■ GOAL: Find each line with the word "JSON" and copy it.

Dataset items
________________________________________
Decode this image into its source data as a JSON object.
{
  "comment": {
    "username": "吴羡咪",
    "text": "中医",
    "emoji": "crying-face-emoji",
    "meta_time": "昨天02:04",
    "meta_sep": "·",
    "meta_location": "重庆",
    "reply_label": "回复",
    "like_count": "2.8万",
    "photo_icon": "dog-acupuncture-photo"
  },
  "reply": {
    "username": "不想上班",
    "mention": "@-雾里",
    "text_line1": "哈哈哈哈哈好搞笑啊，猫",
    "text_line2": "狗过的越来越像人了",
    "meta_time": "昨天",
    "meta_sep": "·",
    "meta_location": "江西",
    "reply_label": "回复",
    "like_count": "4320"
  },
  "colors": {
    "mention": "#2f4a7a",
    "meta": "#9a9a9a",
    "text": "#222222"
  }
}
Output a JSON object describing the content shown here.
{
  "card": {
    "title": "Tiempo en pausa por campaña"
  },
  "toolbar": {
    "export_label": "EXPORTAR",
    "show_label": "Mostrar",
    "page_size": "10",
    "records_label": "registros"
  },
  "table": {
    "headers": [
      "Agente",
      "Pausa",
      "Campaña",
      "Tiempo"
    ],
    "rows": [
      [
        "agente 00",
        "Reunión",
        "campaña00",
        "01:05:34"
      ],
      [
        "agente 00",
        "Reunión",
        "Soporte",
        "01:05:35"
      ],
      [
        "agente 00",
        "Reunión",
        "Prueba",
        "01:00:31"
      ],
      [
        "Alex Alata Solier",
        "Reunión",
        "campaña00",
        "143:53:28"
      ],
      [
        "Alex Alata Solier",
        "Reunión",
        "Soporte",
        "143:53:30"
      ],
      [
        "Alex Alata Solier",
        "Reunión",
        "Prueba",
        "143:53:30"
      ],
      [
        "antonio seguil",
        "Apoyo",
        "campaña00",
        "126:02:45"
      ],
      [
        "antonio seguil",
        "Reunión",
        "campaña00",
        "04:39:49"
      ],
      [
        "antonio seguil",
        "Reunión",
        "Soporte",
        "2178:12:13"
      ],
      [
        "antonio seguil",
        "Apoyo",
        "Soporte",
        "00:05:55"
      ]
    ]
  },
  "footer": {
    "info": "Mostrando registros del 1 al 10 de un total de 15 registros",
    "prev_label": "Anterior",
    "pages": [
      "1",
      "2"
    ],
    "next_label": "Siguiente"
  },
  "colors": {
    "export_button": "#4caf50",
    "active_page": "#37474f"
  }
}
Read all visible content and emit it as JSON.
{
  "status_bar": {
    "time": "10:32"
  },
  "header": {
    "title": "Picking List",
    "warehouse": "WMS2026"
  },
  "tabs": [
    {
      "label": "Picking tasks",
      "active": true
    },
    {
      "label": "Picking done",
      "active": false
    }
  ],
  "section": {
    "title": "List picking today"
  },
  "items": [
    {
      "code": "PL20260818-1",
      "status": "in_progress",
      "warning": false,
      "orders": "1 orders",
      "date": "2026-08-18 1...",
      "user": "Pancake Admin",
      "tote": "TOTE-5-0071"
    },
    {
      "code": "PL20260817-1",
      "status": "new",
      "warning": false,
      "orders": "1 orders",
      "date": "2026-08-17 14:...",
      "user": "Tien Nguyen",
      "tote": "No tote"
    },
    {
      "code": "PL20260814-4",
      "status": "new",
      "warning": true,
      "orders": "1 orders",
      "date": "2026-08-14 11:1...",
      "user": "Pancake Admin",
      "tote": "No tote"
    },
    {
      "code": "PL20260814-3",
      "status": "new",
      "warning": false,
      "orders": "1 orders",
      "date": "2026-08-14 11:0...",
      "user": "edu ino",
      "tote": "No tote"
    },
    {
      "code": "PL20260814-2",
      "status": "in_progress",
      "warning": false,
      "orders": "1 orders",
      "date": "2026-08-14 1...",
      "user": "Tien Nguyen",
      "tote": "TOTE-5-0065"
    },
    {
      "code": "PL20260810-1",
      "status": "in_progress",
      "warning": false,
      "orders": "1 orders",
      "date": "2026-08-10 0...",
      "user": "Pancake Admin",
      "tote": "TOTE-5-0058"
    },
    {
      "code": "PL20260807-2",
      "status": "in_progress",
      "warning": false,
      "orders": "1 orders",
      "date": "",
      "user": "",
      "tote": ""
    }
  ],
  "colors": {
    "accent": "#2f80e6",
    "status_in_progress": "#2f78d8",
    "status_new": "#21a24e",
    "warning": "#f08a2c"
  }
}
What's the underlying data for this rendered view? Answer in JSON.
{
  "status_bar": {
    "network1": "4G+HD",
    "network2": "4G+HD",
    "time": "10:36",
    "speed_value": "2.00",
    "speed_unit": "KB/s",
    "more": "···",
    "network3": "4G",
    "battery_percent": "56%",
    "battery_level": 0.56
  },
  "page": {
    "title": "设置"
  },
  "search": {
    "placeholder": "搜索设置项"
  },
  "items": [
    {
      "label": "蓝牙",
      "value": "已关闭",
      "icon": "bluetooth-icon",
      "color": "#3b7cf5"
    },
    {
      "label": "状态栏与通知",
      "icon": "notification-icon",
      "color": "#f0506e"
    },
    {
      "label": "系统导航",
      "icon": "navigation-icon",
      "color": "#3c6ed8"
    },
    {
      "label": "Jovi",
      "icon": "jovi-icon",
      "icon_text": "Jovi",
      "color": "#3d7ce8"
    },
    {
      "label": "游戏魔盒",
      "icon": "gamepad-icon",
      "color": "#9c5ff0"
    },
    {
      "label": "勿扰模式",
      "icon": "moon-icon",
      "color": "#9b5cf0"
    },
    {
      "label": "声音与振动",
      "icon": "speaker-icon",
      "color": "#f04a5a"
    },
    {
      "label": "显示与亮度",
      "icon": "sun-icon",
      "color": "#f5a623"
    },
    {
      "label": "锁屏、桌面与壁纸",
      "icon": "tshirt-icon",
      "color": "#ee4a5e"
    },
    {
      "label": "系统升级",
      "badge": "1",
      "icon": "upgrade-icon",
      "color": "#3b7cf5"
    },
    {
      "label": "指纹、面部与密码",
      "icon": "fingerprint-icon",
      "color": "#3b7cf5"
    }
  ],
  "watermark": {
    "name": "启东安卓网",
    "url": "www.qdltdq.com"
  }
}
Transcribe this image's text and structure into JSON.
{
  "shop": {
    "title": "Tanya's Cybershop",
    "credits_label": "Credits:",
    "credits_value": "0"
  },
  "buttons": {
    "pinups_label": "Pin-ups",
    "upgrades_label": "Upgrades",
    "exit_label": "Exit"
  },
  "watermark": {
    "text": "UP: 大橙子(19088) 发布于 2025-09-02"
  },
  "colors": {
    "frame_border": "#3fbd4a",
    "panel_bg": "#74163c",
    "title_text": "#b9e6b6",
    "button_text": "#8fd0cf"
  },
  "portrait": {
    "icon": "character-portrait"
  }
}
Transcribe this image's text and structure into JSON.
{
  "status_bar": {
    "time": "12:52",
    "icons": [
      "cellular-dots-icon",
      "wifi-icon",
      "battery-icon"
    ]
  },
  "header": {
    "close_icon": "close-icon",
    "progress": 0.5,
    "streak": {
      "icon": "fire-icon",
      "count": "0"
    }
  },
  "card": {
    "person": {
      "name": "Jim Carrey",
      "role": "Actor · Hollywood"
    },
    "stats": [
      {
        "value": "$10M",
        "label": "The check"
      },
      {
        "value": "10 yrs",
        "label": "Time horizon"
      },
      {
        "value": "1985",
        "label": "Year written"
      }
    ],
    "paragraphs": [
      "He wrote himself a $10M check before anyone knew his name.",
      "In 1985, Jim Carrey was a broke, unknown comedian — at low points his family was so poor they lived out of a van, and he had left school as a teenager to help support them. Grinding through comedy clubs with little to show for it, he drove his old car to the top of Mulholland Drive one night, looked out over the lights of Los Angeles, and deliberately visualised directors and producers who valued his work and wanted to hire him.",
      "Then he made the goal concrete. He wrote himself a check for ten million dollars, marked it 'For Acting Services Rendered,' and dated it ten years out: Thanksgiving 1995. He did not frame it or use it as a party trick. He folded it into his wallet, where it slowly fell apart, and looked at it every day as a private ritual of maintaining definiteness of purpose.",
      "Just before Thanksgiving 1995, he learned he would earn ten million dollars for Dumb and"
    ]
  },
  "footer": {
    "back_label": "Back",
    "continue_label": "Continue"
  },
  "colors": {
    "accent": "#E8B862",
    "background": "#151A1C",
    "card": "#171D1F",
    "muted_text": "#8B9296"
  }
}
________________________________________
■ WRITTEN ANSWER:
Decode this image into its source data as a JSON object.
Output a JSON object describing the content shown here.
Read all visible content and emit it as JSON.
What's the underlying data for this rendered view? Answer in JSON.
Transcribe this image's text and structure into JSON.
Transcribe this image's text and structure into JSON.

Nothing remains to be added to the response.